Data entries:
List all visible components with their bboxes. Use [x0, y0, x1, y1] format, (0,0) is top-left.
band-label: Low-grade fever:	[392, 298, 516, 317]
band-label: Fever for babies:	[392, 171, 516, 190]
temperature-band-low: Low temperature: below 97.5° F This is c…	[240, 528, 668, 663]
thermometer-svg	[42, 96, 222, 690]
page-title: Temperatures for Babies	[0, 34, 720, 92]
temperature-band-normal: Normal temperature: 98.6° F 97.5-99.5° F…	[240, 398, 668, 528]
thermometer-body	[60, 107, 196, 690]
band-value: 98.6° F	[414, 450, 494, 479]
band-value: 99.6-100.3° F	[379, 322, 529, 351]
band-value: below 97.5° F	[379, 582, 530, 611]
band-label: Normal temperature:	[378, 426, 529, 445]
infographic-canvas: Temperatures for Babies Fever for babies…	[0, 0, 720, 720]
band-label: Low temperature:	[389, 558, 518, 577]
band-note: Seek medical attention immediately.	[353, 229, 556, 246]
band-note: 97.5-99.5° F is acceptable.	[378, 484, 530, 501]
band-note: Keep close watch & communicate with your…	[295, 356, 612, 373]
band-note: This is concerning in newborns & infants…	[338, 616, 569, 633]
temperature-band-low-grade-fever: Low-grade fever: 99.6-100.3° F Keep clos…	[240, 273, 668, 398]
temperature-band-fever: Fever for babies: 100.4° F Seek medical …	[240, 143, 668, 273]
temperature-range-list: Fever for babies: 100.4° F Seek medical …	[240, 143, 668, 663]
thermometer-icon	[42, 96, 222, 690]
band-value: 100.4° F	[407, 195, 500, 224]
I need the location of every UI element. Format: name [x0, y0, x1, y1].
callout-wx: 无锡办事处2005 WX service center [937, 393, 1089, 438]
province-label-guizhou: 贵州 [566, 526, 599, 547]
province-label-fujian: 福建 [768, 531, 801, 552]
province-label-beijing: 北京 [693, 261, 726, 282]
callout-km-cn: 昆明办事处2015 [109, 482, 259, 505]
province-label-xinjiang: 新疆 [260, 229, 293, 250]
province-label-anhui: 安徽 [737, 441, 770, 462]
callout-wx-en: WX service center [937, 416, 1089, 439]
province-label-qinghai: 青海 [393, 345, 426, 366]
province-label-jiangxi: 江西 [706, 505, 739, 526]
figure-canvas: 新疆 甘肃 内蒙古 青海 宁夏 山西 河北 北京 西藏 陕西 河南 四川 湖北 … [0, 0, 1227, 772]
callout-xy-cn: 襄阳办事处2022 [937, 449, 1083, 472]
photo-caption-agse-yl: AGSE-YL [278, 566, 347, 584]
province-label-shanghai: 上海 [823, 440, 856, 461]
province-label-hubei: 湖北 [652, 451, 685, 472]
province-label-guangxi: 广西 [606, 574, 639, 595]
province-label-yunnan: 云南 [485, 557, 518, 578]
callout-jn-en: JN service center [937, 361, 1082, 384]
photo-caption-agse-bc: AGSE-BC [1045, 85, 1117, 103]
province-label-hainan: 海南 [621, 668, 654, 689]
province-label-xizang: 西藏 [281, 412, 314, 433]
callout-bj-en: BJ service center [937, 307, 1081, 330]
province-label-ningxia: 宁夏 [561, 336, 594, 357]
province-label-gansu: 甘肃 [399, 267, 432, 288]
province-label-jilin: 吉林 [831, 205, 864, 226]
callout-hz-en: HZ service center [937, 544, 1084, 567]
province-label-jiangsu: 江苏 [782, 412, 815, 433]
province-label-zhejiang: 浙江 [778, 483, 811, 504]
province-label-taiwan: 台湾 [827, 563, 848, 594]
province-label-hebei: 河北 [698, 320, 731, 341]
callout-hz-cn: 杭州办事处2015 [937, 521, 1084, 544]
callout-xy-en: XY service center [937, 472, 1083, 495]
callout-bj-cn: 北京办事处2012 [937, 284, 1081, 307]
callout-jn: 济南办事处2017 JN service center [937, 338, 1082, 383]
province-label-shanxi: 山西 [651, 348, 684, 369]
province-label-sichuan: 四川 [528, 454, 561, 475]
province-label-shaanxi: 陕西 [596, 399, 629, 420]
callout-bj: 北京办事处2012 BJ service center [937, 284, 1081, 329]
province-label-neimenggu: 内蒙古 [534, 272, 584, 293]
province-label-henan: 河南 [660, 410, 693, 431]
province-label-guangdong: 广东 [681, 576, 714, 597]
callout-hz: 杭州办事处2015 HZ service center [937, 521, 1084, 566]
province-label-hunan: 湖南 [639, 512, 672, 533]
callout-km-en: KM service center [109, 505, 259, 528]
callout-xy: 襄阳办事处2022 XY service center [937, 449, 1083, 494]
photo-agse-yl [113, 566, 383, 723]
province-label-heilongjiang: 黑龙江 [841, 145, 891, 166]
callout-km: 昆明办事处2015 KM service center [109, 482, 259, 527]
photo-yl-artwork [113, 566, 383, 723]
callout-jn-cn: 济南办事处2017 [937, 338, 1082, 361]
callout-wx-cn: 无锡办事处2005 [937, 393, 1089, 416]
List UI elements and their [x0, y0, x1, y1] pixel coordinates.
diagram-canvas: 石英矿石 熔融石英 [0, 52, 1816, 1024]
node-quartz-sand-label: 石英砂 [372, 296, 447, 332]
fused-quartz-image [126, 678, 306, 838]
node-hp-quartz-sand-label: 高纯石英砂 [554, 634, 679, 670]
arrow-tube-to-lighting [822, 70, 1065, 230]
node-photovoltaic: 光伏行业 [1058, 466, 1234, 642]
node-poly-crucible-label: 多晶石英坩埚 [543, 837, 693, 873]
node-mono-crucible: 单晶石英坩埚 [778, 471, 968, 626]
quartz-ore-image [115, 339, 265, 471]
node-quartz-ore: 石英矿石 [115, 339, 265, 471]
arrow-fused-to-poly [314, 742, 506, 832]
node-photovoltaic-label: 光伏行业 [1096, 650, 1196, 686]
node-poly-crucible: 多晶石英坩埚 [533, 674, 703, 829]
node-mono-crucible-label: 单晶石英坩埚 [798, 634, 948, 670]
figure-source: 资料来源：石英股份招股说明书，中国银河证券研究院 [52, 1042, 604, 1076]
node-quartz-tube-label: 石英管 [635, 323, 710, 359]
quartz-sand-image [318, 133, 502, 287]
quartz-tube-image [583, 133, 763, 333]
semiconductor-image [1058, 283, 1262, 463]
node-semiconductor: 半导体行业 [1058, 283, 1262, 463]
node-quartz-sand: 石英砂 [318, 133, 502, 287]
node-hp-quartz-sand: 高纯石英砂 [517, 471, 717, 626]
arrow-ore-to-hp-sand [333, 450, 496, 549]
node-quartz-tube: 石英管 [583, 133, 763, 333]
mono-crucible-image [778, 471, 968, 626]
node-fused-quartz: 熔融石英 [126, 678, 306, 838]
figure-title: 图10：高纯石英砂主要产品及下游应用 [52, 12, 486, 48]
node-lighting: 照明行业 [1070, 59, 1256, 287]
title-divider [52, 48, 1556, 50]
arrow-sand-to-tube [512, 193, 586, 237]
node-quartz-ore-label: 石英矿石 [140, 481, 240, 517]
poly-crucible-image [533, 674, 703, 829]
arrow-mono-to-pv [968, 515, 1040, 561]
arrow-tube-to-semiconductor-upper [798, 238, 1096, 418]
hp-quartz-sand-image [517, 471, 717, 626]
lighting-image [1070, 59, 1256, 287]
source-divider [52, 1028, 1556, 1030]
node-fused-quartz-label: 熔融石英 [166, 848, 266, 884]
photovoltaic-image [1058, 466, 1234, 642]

▶ What the exercise asks: Copy out everything from the first of the rows above down to the line containing "band-label: Fever for", with both of those lines included.

▶ Task output:
List all visible components with their bboxes. Use [x0, y0, x1, y1] format, (0,0) is top-left.
band-label: Low-grade fever:	[392, 298, 516, 317]
band-label: Fever for babies:	[392, 171, 516, 190]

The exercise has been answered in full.